→ **Problem to solve**: Report every line below that holds the word "домов".

→ **Stored rows**:

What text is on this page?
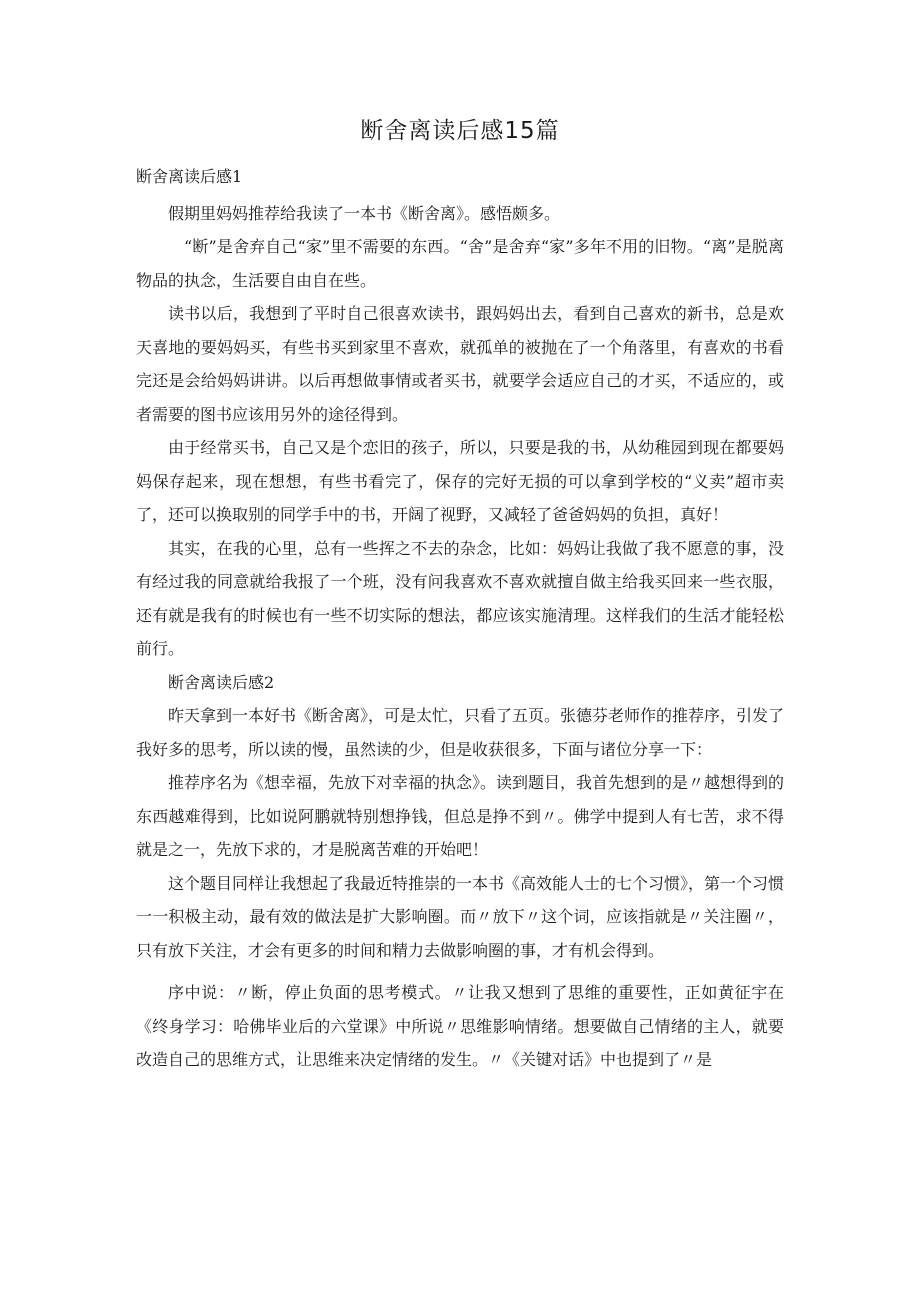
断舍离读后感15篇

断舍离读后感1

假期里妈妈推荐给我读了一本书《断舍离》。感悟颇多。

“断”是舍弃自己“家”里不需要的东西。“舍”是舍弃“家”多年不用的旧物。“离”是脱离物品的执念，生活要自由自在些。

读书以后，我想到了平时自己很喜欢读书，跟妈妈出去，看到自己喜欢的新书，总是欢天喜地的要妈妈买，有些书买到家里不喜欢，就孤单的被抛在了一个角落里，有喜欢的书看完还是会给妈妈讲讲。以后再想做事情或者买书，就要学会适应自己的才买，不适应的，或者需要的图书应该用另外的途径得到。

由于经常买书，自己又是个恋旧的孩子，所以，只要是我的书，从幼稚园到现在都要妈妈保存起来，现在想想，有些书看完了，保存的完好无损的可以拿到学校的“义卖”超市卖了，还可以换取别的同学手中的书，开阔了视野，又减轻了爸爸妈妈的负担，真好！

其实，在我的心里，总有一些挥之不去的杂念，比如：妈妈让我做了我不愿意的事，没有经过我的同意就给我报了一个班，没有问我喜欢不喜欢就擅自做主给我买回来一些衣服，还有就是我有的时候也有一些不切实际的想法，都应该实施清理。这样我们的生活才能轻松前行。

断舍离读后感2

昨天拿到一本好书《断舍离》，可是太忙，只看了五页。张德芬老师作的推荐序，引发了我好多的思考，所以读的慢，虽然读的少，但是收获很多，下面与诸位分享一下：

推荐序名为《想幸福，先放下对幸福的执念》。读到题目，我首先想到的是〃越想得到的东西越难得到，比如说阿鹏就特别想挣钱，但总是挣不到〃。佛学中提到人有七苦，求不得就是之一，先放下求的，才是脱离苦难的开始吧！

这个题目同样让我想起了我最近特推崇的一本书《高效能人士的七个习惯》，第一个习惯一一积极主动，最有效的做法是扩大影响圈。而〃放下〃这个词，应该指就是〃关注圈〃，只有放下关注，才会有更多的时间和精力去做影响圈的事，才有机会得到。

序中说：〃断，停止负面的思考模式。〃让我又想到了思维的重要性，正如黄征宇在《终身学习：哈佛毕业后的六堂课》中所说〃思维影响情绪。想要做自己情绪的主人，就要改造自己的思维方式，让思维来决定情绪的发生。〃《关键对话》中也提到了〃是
--
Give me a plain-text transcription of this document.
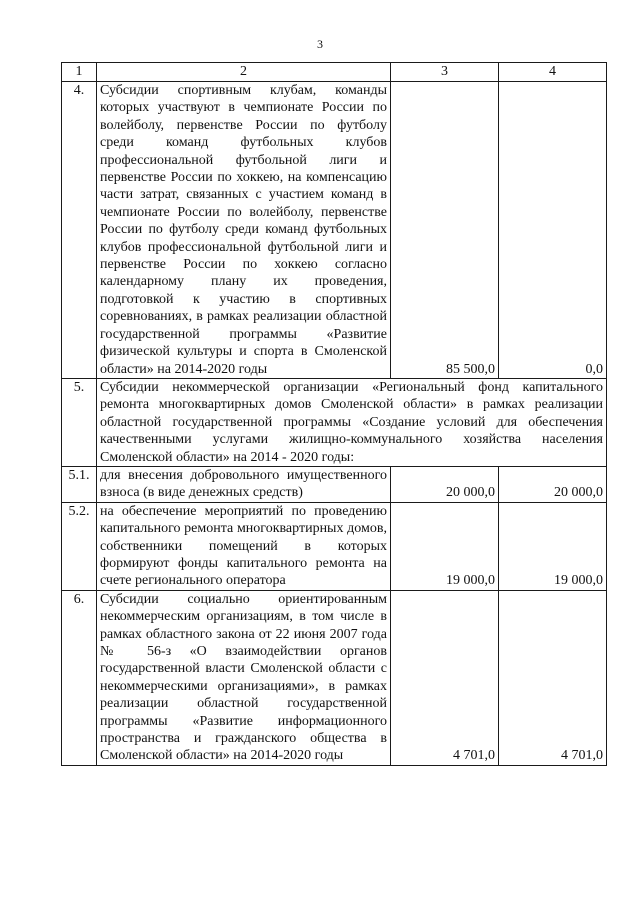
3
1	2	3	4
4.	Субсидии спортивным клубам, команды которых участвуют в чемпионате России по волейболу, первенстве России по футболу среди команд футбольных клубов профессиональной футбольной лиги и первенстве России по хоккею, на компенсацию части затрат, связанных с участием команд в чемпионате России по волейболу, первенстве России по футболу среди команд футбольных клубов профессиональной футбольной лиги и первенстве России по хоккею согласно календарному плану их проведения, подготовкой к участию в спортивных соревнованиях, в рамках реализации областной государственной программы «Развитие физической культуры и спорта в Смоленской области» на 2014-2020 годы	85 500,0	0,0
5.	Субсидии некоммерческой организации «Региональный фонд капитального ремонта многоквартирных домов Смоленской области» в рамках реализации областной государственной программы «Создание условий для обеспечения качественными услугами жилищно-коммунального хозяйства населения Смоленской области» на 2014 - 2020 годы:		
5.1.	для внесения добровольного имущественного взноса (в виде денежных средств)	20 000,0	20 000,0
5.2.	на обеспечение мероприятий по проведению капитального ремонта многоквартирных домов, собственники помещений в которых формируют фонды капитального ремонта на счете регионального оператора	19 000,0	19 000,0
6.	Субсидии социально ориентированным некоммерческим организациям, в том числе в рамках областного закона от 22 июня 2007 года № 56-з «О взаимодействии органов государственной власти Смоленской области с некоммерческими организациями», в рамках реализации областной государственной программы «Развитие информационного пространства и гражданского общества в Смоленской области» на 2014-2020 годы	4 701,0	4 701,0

→ **Answer for this exercise**:
5.	Субсидии некоммерческой организации «Региональный фонд капитального ремонта многоквартирных домов Смоленской области» в рамках реализации областной государственной программы «Создание условий для обеспечения качественными услугами жилищно-коммунального хозяйства населения Смоленской области» на 2014 - 2020 годы:		
5.2.	на обеспечение мероприятий по проведению капитального ремонта многоквартирных домов, собственники помещений в которых формируют фонды капитального ремонта на счете регионального оператора	19 000,0	19 000,0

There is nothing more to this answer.